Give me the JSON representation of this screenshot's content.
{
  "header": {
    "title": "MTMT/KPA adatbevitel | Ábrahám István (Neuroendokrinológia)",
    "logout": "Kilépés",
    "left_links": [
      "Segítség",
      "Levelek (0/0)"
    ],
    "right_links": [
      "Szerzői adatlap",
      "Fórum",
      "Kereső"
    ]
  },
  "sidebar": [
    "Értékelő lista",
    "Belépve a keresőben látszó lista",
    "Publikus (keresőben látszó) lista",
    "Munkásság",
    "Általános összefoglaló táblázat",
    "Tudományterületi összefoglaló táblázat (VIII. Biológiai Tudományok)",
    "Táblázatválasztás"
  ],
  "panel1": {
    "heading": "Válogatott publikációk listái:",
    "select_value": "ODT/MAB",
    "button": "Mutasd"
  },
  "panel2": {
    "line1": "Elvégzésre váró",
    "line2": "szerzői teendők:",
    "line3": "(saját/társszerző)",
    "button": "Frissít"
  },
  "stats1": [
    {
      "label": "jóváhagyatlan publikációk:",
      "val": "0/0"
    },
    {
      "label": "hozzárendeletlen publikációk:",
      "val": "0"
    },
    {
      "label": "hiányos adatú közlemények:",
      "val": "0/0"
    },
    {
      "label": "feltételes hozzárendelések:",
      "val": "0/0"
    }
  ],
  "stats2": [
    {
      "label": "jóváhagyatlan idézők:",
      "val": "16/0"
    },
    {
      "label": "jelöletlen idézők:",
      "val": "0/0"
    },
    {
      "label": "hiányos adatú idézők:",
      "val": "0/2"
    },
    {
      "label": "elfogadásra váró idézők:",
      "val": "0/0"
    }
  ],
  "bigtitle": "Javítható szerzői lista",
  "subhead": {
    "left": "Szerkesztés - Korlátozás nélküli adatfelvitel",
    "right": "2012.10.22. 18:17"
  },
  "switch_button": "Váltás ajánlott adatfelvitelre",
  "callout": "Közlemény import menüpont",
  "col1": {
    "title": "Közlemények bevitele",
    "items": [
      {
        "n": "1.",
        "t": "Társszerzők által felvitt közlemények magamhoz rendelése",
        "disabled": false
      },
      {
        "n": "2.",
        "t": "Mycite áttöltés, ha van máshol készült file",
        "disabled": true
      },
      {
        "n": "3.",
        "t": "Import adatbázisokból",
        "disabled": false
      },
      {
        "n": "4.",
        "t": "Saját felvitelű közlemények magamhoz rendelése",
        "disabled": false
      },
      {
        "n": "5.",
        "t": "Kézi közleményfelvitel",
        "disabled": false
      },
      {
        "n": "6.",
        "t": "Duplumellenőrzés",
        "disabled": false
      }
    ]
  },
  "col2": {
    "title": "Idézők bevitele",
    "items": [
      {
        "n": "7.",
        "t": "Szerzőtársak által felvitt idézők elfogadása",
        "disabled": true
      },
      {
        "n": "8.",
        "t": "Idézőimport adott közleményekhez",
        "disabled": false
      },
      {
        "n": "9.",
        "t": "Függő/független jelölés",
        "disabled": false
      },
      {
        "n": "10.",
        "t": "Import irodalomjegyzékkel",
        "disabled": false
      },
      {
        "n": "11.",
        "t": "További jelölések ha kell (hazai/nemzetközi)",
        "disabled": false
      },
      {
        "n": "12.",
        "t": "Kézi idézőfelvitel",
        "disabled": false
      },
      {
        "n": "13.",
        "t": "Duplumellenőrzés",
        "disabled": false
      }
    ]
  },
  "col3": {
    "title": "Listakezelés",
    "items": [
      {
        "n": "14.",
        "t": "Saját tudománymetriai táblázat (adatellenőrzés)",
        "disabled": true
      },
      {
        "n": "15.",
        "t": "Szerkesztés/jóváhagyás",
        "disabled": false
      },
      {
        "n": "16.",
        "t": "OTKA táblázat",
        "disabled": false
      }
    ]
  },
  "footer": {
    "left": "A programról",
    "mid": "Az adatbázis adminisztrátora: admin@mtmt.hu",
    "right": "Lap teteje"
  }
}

• [DIRECTIONS FOR THIS TASK]:
Without leaving anything out, give the entries again exactly.

• [TASK RESPONSE]:
Give me the JSON representation of this screenshot's content.
{
  "header": {
    "title": "MTMT/KPA adatbevitel | Ábrahám István (Neuroendokrinológia)",
    "logout": "Kilépés",
    "left_links": [
      "Segítség",
      "Levelek (0/0)"
    ],
    "right_links": [
      "Szerzői adatlap",
      "Fórum",
      "Kereső"
    ]
  },
  "sidebar": [
    "Értékelő lista",
    "Belépve a keresőben látszó lista",
    "Publikus (keresőben látszó) lista",
    "Munkásság",
    "Általános összefoglaló táblázat",
    "Tudományterületi összefoglaló táblázat (VIII. Biológiai Tudományok)",
    "Táblázatválasztás"
  ],
  "panel1": {
    "heading": "Válogatott publikációk listái:",
    "select_value": "ODT/MAB",
    "button": "Mutasd"
  },
  "panel2": {
    "line1": "Elvégzésre váró",
    "line2": "szerzői teendők:",
    "line3": "(saját/társszerző)",
    "button": "Frissít"
  },
  "stats1": [
    {
      "label": "jóváhagyatlan publikációk:",
      "val": "0/0"
    },
    {
      "label": "hozzárendeletlen publikációk:",
      "val": "0"
    },
    {
      "label": "hiányos adatú közlemények:",
      "val": "0/0"
    },
    {
      "label": "feltételes hozzárendelések:",
      "val": "0/0"
    }
  ],
  "stats2": [
    {
      "label": "jóváhagyatlan idézők:",
      "val": "16/0"
    },
    {
      "label": "jelöletlen idézők:",
      "val": "0/0"
    },
    {
      "label": "hiányos adatú idézők:",
      "val": "0/2"
    },
    {
      "label": "elfogadásra váró idézők:",
      "val": "0/0"
    }
  ],
  "bigtitle": "Javítható szerzői lista",
  "subhead": {
    "left": "Szerkesztés - Korlátozás nélküli adatfelvitel",
    "right": "2012.10.22. 18:17"
  },
  "switch_button": "Váltás ajánlott adatfelvitelre",
  "callout": "Közlemény import menüpont",
  "col1": {
    "title": "Közlemények bevitele",
    "items": [
      {
        "n": "1.",
        "t": "Társszerzők által felvitt közlemények magamhoz rendelése",
        "disabled": false
      },
      {
        "n": "2.",
        "t": "Mycite áttöltés, ha van máshol készült file",
        "disabled": true
      },
      {
        "n": "3.",
        "t": "Import adatbázisokból",
        "disabled": false
      },
      {
        "n": "4.",
        "t": "Saját felvitelű közlemények magamhoz rendelése",
        "disabled": false
      },
      {
        "n": "5.",
        "t": "Kézi közleményfelvitel",
        "disabled": false
      },
      {
        "n": "6.",
        "t": "Duplumellenőrzés",
        "disabled": false
      }
    ]
  },
  "col2": {
    "title": "Idézők bevitele",
    "items": [
      {
        "n": "7.",
        "t": "Szerzőtársak által felvitt idézők elfogadása",
        "disabled": true
      },
      {
        "n": "8.",
        "t": "Idézőimport adott közleményekhez",
        "disabled": false
      },
      {
        "n": "9.",
        "t": "Függő/független jelölés",
        "disabled": false
      },
      {
        "n": "10.",
        "t": "Import irodalomjegyzékkel",
        "disabled": false
      },
      {
        "n": "11.",
        "t": "További jelölések ha kell (hazai/nemzetközi)",
        "disabled": false
      },
      {
        "n": "12.",
        "t": "Kézi idézőfelvitel",
        "disabled": false
      },
      {
        "n": "13.",
        "t": "Duplumellenőrzés",
        "disabled": false
      }
    ]
  },
  "col3": {
    "title": "Listakezelés",
    "items": [
      {
        "n": "14.",
        "t": "Saját tudománymetriai táblázat (adatellenőrzés)",
        "disabled": true
      },
      {
        "n": "15.",
        "t": "Szerkesztés/jóváhagyás",
        "disabled": false
      },
      {
        "n": "16.",
        "t": "OTKA táblázat",
        "disabled": false
      }
    ]
  },
  "footer": {
    "left": "A programról",
    "mid": "Az adatbázis adminisztrátora: admin@mtmt.hu",
    "right": "Lap teteje"
  }
}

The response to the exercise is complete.